* _SHORT TASK_
Verbatim output of all the material below is required.

═════ MATERIAL

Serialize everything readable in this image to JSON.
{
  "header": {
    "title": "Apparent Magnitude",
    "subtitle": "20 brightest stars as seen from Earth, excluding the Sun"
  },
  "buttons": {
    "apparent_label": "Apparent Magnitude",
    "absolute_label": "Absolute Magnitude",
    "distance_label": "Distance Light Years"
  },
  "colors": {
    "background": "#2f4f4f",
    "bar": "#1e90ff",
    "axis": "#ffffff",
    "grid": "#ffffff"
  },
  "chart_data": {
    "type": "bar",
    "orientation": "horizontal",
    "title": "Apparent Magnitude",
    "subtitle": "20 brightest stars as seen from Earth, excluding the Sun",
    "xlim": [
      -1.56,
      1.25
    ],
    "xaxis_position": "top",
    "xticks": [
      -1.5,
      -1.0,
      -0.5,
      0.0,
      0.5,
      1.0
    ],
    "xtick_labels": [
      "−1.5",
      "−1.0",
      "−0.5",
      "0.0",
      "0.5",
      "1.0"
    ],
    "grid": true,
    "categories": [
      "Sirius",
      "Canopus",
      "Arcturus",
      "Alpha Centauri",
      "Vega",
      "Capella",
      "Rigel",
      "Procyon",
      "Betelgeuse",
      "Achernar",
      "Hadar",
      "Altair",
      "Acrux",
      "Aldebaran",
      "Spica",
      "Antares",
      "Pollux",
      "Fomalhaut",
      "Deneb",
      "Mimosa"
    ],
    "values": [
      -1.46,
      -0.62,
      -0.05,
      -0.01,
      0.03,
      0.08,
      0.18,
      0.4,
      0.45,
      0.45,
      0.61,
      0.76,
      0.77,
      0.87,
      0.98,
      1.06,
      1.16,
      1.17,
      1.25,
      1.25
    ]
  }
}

══════════

* _THE OUTPUT_
Serialize everything readable in this image to JSON.
{
  "header": {
    "title": "Apparent Magnitude",
    "subtitle": "20 brightest stars as seen from Earth, excluding the Sun"
  },
  "buttons": {
    "apparent_label": "Apparent Magnitude",
    "absolute_label": "Absolute Magnitude",
    "distance_label": "Distance Light Years"
  },
  "colors": {
    "background": "#2f4f4f",
    "bar": "#1e90ff",
    "axis": "#ffffff",
    "grid": "#ffffff"
  },
  "chart_data": {
    "type": "bar",
    "orientation": "horizontal",
    "title": "Apparent Magnitude",
    "subtitle": "20 brightest stars as seen from Earth, excluding the Sun",
    "xlim": [
      -1.56,
      1.25
    ],
    "xaxis_position": "top",
    "xticks": [
      -1.5,
      -1.0,
      -0.5,
      0.0,
      0.5,
      1.0
    ],
    "xtick_labels": [
      "−1.5",
      "−1.0",
      "−0.5",
      "0.0",
      "0.5",
      "1.0"
    ],
    "grid": true,
    "categories": [
      "Sirius",
      "Canopus",
      "Arcturus",
      "Alpha Centauri",
      "Vega",
      "Capella",
      "Rigel",
      "Procyon",
      "Betelgeuse",
      "Achernar",
      "Hadar",
      "Altair",
      "Acrux",
      "Aldebaran",
      "Spica",
      "Antares",
      "Pollux",
      "Fomalhaut",
      "Deneb",
      "Mimosa"
    ],
    "values": [
      -1.46,
      -0.62,
      -0.05,
      -0.01,
      0.03,
      0.08,
      0.18,
      0.4,
      0.45,
      0.45,
      0.61,
      0.76,
      0.77,
      0.87,
      0.98,
      1.06,
      1.16,
      1.17,
      1.25,
      1.25
    ]
  }
}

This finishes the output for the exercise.